__SET EXERCISE__. All the records that follow need to be reproduced exactly. Omit the images.

__DATA SHOWN__.
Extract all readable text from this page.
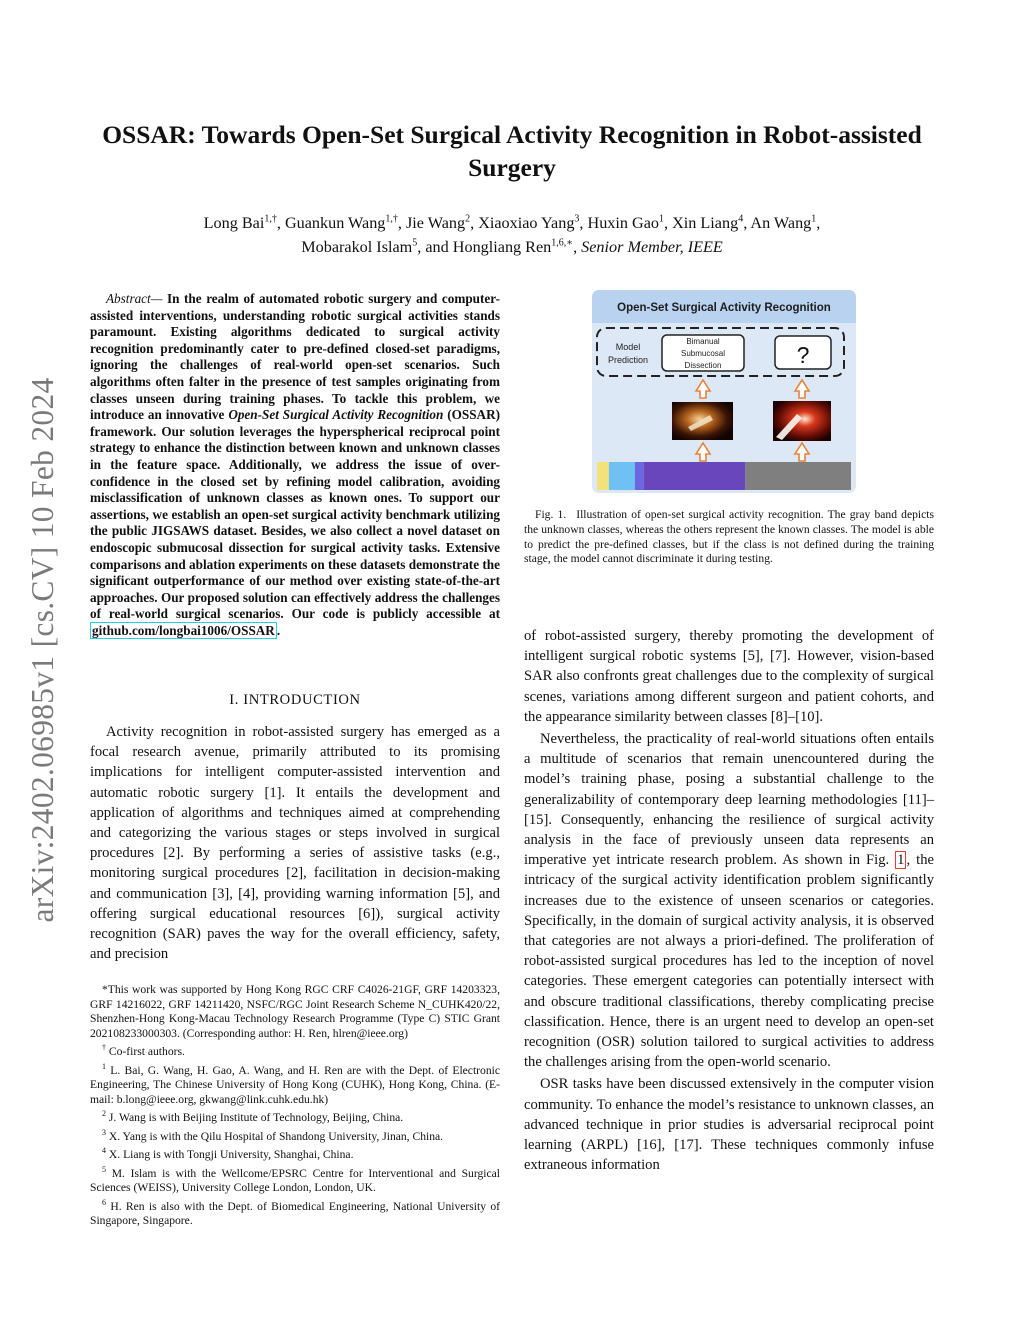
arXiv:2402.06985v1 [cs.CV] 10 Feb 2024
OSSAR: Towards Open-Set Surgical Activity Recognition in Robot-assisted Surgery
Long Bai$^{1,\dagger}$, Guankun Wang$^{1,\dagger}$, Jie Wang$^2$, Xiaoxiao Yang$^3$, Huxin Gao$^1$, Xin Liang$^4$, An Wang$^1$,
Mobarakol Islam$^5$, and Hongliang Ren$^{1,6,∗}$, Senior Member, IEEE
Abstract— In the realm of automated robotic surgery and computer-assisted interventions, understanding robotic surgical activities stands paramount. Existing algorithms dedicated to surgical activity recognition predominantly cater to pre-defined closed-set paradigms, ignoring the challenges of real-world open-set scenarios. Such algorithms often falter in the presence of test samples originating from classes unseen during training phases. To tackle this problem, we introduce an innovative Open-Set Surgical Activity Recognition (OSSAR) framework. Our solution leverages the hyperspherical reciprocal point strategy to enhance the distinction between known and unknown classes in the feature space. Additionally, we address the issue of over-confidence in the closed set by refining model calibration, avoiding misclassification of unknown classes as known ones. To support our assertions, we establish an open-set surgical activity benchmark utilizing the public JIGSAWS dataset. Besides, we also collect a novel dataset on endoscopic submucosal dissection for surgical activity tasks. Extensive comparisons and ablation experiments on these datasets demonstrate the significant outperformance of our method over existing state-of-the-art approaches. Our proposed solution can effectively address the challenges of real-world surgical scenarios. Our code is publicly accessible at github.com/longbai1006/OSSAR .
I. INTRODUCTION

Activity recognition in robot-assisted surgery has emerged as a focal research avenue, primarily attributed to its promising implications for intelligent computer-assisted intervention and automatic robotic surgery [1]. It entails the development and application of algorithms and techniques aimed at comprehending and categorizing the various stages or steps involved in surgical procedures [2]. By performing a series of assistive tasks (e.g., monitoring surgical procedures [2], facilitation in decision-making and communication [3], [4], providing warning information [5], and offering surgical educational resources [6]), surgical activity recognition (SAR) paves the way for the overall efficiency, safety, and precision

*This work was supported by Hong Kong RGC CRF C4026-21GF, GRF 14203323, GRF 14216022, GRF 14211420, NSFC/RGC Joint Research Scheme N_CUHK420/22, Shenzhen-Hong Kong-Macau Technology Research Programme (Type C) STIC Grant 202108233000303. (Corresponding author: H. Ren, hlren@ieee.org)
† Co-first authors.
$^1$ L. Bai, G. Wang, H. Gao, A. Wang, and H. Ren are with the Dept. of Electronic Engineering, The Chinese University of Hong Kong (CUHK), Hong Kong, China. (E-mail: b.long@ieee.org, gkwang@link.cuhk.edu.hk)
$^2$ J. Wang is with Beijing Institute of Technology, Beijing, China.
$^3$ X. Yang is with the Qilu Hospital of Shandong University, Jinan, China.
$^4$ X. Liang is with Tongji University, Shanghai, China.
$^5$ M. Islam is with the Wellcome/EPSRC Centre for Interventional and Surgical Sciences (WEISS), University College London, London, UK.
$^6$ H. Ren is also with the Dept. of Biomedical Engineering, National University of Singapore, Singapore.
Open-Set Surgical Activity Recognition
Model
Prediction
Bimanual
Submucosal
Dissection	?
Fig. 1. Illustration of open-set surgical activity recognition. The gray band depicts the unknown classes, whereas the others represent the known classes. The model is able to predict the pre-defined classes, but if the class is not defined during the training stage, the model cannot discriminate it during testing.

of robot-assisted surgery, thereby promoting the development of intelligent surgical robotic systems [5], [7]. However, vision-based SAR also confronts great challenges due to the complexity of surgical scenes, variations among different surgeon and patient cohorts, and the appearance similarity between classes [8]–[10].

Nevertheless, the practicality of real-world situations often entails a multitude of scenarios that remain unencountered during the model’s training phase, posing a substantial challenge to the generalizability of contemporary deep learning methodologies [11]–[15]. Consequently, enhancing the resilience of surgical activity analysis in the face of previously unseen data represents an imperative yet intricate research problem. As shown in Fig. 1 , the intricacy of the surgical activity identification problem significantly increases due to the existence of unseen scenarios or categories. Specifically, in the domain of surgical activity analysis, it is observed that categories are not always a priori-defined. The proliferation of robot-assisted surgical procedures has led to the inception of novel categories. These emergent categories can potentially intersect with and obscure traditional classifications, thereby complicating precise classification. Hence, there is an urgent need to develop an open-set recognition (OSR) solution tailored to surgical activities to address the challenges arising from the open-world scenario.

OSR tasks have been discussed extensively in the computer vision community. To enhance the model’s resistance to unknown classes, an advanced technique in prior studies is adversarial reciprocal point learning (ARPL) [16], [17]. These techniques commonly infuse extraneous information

__RESULT OF THE EXERCISE__.
Extract all readable text from this page.
arXiv:2402.06985v1 [cs.CV] 10 Feb 2024
OSSAR: Towards Open-Set Surgical Activity Recognition in Robot-assisted Surgery
Long Bai$^{1,\dagger}$, Guankun Wang$^{1,\dagger}$, Jie Wang$^2$, Xiaoxiao Yang$^3$, Huxin Gao$^1$, Xin Liang$^4$, An Wang$^1$,
Mobarakol Islam$^5$, and Hongliang Ren$^{1,6,∗}$, Senior Member, IEEE
Abstract— In the realm of automated robotic surgery and computer-assisted interventions, understanding robotic surgical activities stands paramount. Existing algorithms dedicated to surgical activity recognition predominantly cater to pre-defined closed-set paradigms, ignoring the challenges of real-world open-set scenarios. Such algorithms often falter in the presence of test samples originating from classes unseen during training phases. To tackle this problem, we introduce an innovative Open-Set Surgical Activity Recognition (OSSAR) framework. Our solution leverages the hyperspherical reciprocal point strategy to enhance the distinction between known and unknown classes in the feature space. Additionally, we address the issue of over-confidence in the closed set by refining model calibration, avoiding misclassification of unknown classes as known ones. To support our assertions, we establish an open-set surgical activity benchmark utilizing the public JIGSAWS dataset. Besides, we also collect a novel dataset on endoscopic submucosal dissection for surgical activity tasks. Extensive comparisons and ablation experiments on these datasets demonstrate the significant outperformance of our method over existing state-of-the-art approaches. Our proposed solution can effectively address the challenges of real-world surgical scenarios. Our code is publicly accessible at github.com/longbai1006/OSSAR .
I. INTRODUCTION

Activity recognition in robot-assisted surgery has emerged as a focal research avenue, primarily attributed to its promising implications for intelligent computer-assisted intervention and automatic robotic surgery [1]. It entails the development and application of algorithms and techniques aimed at comprehending and categorizing the various stages or steps involved in surgical procedures [2]. By performing a series of assistive tasks (e.g., monitoring surgical procedures [2], facilitation in decision-making and communication [3], [4], providing warning information [5], and offering surgical educational resources [6]), surgical activity recognition (SAR) paves the way for the overall efficiency, safety, and precision

*This work was supported by Hong Kong RGC CRF C4026-21GF, GRF 14203323, GRF 14216022, GRF 14211420, NSFC/RGC Joint Research Scheme N_CUHK420/22, Shenzhen-Hong Kong-Macau Technology Research Programme (Type C) STIC Grant 202108233000303. (Corresponding author: H. Ren, hlren@ieee.org)
† Co-first authors.
$^1$ L. Bai, G. Wang, H. Gao, A. Wang, and H. Ren are with the Dept. of Electronic Engineering, The Chinese University of Hong Kong (CUHK), Hong Kong, China. (E-mail: b.long@ieee.org, gkwang@link.cuhk.edu.hk)
$^2$ J. Wang is with Beijing Institute of Technology, Beijing, China.
$^3$ X. Yang is with the Qilu Hospital of Shandong University, Jinan, China.
$^4$ X. Liang is with Tongji University, Shanghai, China.
$^5$ M. Islam is with the Wellcome/EPSRC Centre for Interventional and Surgical Sciences (WEISS), University College London, London, UK.
$^6$ H. Ren is also with the Dept. of Biomedical Engineering, National University of Singapore, Singapore.
Open-Set Surgical Activity Recognition
Model
Prediction
Bimanual
Submucosal
Dissection	?
Fig. 1. Illustration of open-set surgical activity recognition. The gray band depicts the unknown classes, whereas the others represent the known classes. The model is able to predict the pre-defined classes, but if the class is not defined during the training stage, the model cannot discriminate it during testing.

of robot-assisted surgery, thereby promoting the development of intelligent surgical robotic systems [5], [7]. However, vision-based SAR also confronts great challenges due to the complexity of surgical scenes, variations among different surgeon and patient cohorts, and the appearance similarity between classes [8]–[10].

Nevertheless, the practicality of real-world situations often entails a multitude of scenarios that remain unencountered during the model’s training phase, posing a substantial challenge to the generalizability of contemporary deep learning methodologies [11]–[15]. Consequently, enhancing the resilience of surgical activity analysis in the face of previously unseen data represents an imperative yet intricate research problem. As shown in Fig. 1 , the intricacy of the surgical activity identification problem significantly increases due to the existence of unseen scenarios or categories. Specifically, in the domain of surgical activity analysis, it is observed that categories are not always a priori-defined. The proliferation of robot-assisted surgical procedures has led to the inception of novel categories. These emergent categories can potentially intersect with and obscure traditional classifications, thereby complicating precise classification. Hence, there is an urgent need to develop an open-set recognition (OSR) solution tailored to surgical activities to address the challenges arising from the open-world scenario.

OSR tasks have been discussed extensively in the computer vision community. To enhance the model’s resistance to unknown classes, an advanced technique in prior studies is adversarial reciprocal point learning (ARPL) [16], [17]. These techniques commonly infuse extraneous information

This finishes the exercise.